[Some records]
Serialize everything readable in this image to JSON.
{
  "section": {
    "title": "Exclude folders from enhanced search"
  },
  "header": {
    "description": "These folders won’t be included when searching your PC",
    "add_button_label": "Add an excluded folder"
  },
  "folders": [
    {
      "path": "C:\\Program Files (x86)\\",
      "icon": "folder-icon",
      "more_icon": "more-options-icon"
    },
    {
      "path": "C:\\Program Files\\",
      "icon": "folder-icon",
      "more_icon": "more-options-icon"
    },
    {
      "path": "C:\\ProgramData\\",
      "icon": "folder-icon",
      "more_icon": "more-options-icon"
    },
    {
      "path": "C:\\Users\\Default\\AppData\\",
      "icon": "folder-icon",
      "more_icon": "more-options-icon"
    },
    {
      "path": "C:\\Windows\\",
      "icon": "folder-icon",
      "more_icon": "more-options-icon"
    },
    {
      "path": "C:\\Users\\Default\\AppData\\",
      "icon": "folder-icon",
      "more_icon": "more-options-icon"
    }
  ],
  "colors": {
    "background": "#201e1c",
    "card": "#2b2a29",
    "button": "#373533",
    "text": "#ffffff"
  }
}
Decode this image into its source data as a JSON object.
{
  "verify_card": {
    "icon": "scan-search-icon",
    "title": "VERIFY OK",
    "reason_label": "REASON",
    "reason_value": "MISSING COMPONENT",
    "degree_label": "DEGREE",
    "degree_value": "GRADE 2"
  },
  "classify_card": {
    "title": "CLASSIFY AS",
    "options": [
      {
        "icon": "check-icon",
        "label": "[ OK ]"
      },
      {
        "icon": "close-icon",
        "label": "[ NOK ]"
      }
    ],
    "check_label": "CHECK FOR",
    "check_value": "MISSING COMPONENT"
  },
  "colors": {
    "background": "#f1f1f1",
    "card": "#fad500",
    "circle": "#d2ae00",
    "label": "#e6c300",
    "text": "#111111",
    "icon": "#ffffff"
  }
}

Exercise requirements: Determine how many lines of the data contain the word "folders", and reply with that number only.

Correct result: 3